Every line below that holds the string "annotation" should be copied out.

[START Data supplied]

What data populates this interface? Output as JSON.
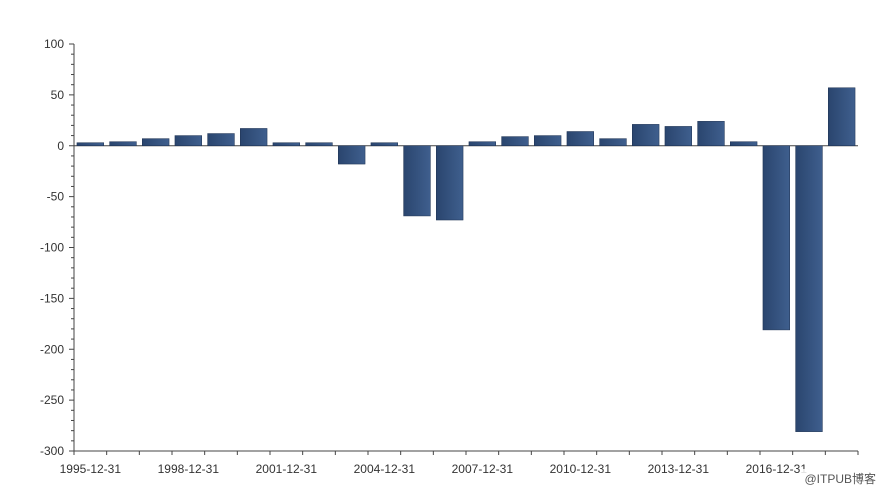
{
  "chart_data": {
    "type": "bar",
    "x": [
      "1995-12-31",
      "1996-12-31",
      "1997-12-31",
      "1998-12-31",
      "1999-12-31",
      "2000-12-31",
      "2001-12-31",
      "2002-12-31",
      "2003-12-31",
      "2004-12-31",
      "2005-12-31",
      "2006-12-31",
      "2007-12-31",
      "2008-12-31",
      "2009-12-31",
      "2010-12-31",
      "2011-12-31",
      "2012-12-31",
      "2013-12-31",
      "2014-12-31",
      "2015-12-31",
      "2016-12-31",
      "2017-12-31",
      "2018-12-31"
    ],
    "values": [
      3,
      4,
      7,
      10,
      12,
      17,
      3,
      3,
      -18,
      3,
      -69,
      -73,
      4,
      9,
      10,
      14,
      7,
      21,
      19,
      24,
      4,
      -181,
      -281,
      57
    ],
    "x_tick_labels": [
      "1995-12-31",
      "1998-12-31",
      "2001-12-31",
      "2004-12-31",
      "2007-12-31",
      "2010-12-31",
      "2013-12-31",
      "2016-12-31"
    ],
    "y_ticks": [
      100,
      50,
      0,
      -50,
      -100,
      -150,
      -200,
      -250,
      -300
    ],
    "ylim": [
      -300,
      100
    ],
    "title": "",
    "xlabel": "",
    "ylabel": "",
    "bar_color": "#2a456e",
    "bar_color_light": "#3f5f8e",
    "grid": false,
    "legend": "none"
  },
  "watermark": "@ITPUB博客"
}
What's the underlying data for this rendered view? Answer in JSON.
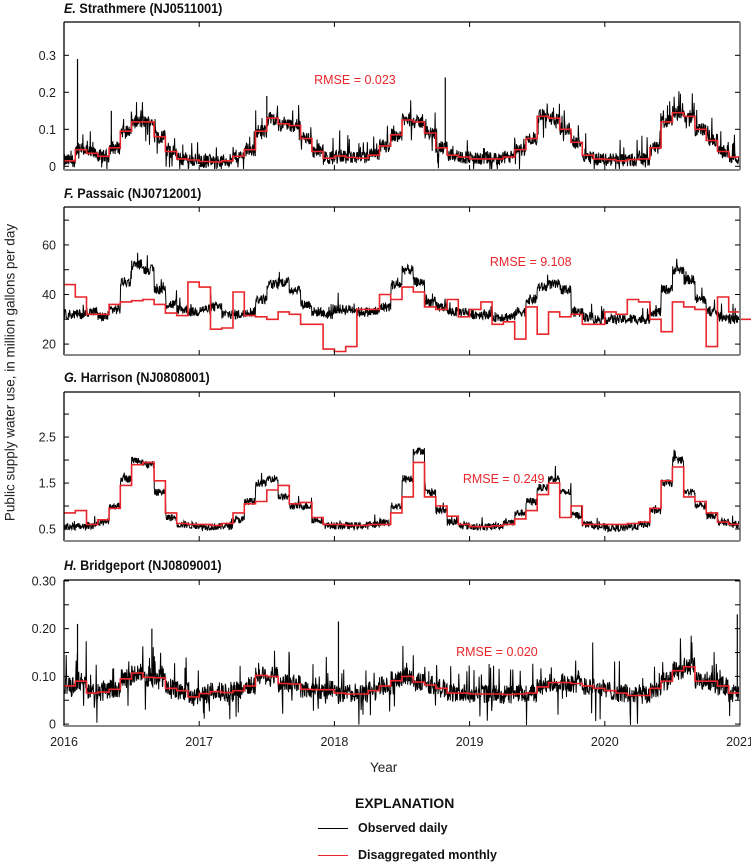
{
  "figure": {
    "y_axis_label": "Public supply water use, in million gallons per day",
    "x_axis_label": "Year",
    "x_ticks": [
      "2016",
      "2017",
      "2018",
      "2019",
      "2020",
      "2021"
    ],
    "legend": {
      "title": "EXPLANATION",
      "entries": [
        {
          "label": "Observed daily",
          "color": "#000000"
        },
        {
          "label": "Disaggregated monthly",
          "color": "#e8262b"
        }
      ]
    }
  },
  "chart_data": [
    {
      "type": "line",
      "panel_letter": "E.",
      "title": "Strathmere (NJ0511001)",
      "xlabel": "Year",
      "ylabel": "Public supply water use, in million gallons per day",
      "xlim": [
        2016,
        2021
      ],
      "ylim": [
        -0.01,
        0.39
      ],
      "y_ticks": [
        0,
        0.1,
        0.2,
        0.3
      ],
      "y_tick_labels": [
        "0",
        "0.1",
        "0.2",
        "0.3"
      ],
      "annotation": "RMSE = 0.023",
      "series": [
        {
          "name": "Disaggregated monthly",
          "color": "#e8262b",
          "step": "monthly",
          "values": [
            0.015,
            0.045,
            0.035,
            0.027,
            0.05,
            0.095,
            0.12,
            0.12,
            0.08,
            0.04,
            0.02,
            0.017,
            0.013,
            0.012,
            0.015,
            0.027,
            0.045,
            0.095,
            0.13,
            0.115,
            0.11,
            0.075,
            0.04,
            0.022,
            0.028,
            0.024,
            0.022,
            0.03,
            0.055,
            0.085,
            0.125,
            0.12,
            0.09,
            0.05,
            0.03,
            0.025,
            0.02,
            0.02,
            0.02,
            0.025,
            0.045,
            0.075,
            0.135,
            0.13,
            0.1,
            0.065,
            0.03,
            0.02,
            0.018,
            0.015,
            0.018,
            0.02,
            0.05,
            0.12,
            0.145,
            0.135,
            0.1,
            0.07,
            0.04,
            0.025
          ]
        },
        {
          "name": "Observed daily",
          "color": "#000000",
          "noise": 0.018,
          "spikes": [
            [
              2016.1,
              0.29
            ],
            [
              2016.35,
              0.15
            ],
            [
              2018.82,
              0.24
            ],
            [
              2017.5,
              0.19
            ]
          ]
        }
      ]
    },
    {
      "type": "line",
      "panel_letter": "F.",
      "title": "Passaic (NJ0712001)",
      "xlabel": "Year",
      "ylabel": "Public supply water use, in million gallons per day",
      "xlim": [
        2016,
        2021
      ],
      "ylim": [
        15.6,
        75.3
      ],
      "y_ticks": [
        20,
        30,
        40,
        50,
        60,
        70
      ],
      "y_tick_labels": [
        "20",
        "",
        "40",
        "",
        "60",
        ""
      ],
      "annotation": "RMSE = 9.108",
      "series": [
        {
          "name": "Disaggregated monthly",
          "color": "#e8262b",
          "step": "monthly",
          "values": [
            44,
            39,
            32,
            32,
            36,
            37,
            37.5,
            38,
            36,
            32.5,
            31.5,
            45,
            43,
            26,
            26.5,
            41,
            31.5,
            31,
            30,
            33,
            32,
            28,
            28,
            18,
            17,
            19,
            34,
            34,
            40,
            38,
            43,
            41,
            35,
            34,
            38,
            31,
            34,
            37,
            28,
            29,
            22,
            35,
            24,
            33,
            31,
            32,
            28,
            28,
            33,
            32,
            38,
            37,
            30,
            25,
            37,
            35,
            34,
            19,
            39,
            33,
            30,
            30
          ]
        },
        {
          "name": "Observed daily",
          "color": "#000000",
          "noise": 2.0,
          "observed_monthly": [
            32,
            32,
            33,
            31,
            34,
            45,
            52,
            50,
            42,
            36,
            34,
            33,
            34,
            35,
            32,
            32,
            33,
            38,
            44,
            45,
            42,
            36,
            33,
            32,
            34,
            34,
            33,
            33,
            35,
            44,
            50,
            45,
            37,
            35,
            33,
            33,
            32,
            32,
            31,
            31,
            33,
            38,
            43,
            44,
            42,
            33,
            31,
            30,
            30,
            30,
            30,
            30,
            33,
            42,
            50,
            46,
            38,
            33,
            31,
            30
          ]
        }
      ]
    },
    {
      "type": "line",
      "panel_letter": "G.",
      "title": "Harrison (NJ0808001)",
      "xlabel": "Year",
      "ylabel": "Public supply water use, in million gallons per day",
      "xlim": [
        2016,
        2021
      ],
      "ylim": [
        0.24,
        3.48
      ],
      "y_ticks": [
        0.5,
        1.0,
        1.5,
        2.0,
        2.5,
        3.0
      ],
      "y_tick_labels": [
        "0.5",
        "",
        "1.5",
        "",
        "2.5",
        ""
      ],
      "annotation": "RMSE = 0.249",
      "series": [
        {
          "name": "Disaggregated monthly",
          "color": "#e8262b",
          "step": "monthly",
          "values": [
            0.85,
            0.9,
            0.6,
            0.7,
            0.95,
            1.45,
            1.9,
            1.95,
            1.55,
            0.85,
            0.62,
            0.6,
            0.6,
            0.58,
            0.62,
            0.85,
            1.05,
            1.1,
            1.35,
            1.45,
            1.05,
            1.08,
            0.75,
            0.6,
            0.6,
            0.58,
            0.58,
            0.6,
            0.6,
            0.85,
            1.2,
            1.95,
            1.2,
            1.0,
            0.78,
            0.6,
            0.55,
            0.55,
            0.57,
            0.6,
            0.72,
            0.9,
            1.25,
            1.5,
            0.75,
            1.0,
            0.6,
            0.6,
            0.6,
            0.6,
            0.62,
            0.65,
            0.95,
            1.55,
            1.85,
            1.2,
            1.1,
            0.85,
            0.65,
            0.6
          ]
        },
        {
          "name": "Observed daily",
          "color": "#000000",
          "noise": 0.08,
          "observed_monthly": [
            0.55,
            0.55,
            0.58,
            0.65,
            1.0,
            1.6,
            2.0,
            1.9,
            1.3,
            0.75,
            0.6,
            0.58,
            0.55,
            0.55,
            0.57,
            0.7,
            1.1,
            1.5,
            1.6,
            1.2,
            1.0,
            1.0,
            0.7,
            0.58,
            0.57,
            0.57,
            0.57,
            0.6,
            0.65,
            1.0,
            1.6,
            2.2,
            1.3,
            0.9,
            0.65,
            0.57,
            0.55,
            0.55,
            0.57,
            0.65,
            0.85,
            1.1,
            1.4,
            1.6,
            1.3,
            0.8,
            0.6,
            0.55,
            0.52,
            0.52,
            0.55,
            0.6,
            0.9,
            1.5,
            2.0,
            1.3,
            1.0,
            0.8,
            0.65,
            0.6
          ]
        }
      ]
    },
    {
      "type": "line",
      "panel_letter": "H.",
      "title": "Bridgeport (NJ0809001)",
      "xlabel": "Year",
      "ylabel": "Public supply water use, in million gallons per day",
      "xlim": [
        2016,
        2021
      ],
      "ylim": [
        -0.004,
        0.302
      ],
      "y_ticks": [
        0,
        0.05,
        0.1,
        0.15,
        0.2,
        0.25,
        0.3
      ],
      "y_tick_labels": [
        "0",
        "",
        "0.10",
        "",
        "0.20",
        "",
        "0.30"
      ],
      "annotation": "RMSE = 0.020",
      "series": [
        {
          "name": "Disaggregated monthly",
          "color": "#e8262b",
          "step": "monthly",
          "values": [
            0.08,
            0.09,
            0.065,
            0.067,
            0.073,
            0.095,
            0.107,
            0.098,
            0.097,
            0.075,
            0.07,
            0.057,
            0.064,
            0.068,
            0.066,
            0.07,
            0.08,
            0.102,
            0.1,
            0.085,
            0.084,
            0.073,
            0.072,
            0.072,
            0.065,
            0.063,
            0.063,
            0.07,
            0.08,
            0.091,
            0.1,
            0.088,
            0.082,
            0.075,
            0.065,
            0.065,
            0.063,
            0.063,
            0.063,
            0.062,
            0.063,
            0.065,
            0.078,
            0.087,
            0.087,
            0.085,
            0.08,
            0.075,
            0.07,
            0.065,
            0.06,
            0.06,
            0.075,
            0.09,
            0.112,
            0.12,
            0.09,
            0.09,
            0.08,
            0.065,
            0.07
          ]
        },
        {
          "name": "Observed daily",
          "color": "#000000",
          "noise": 0.02,
          "spikes": [
            [
              2016.1,
              0.21
            ],
            [
              2016.65,
              0.2
            ],
            [
              2018.03,
              0.215
            ],
            [
              2020.98,
              0.23
            ]
          ]
        }
      ]
    }
  ]
}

[END Data supplied]

▶ Expected output:
      "annotation": "RMSE = 0.023",
      "annotation": "RMSE = 9.108",
      "annotation": "RMSE = 0.249",
      "annotation": "RMSE = 0.020",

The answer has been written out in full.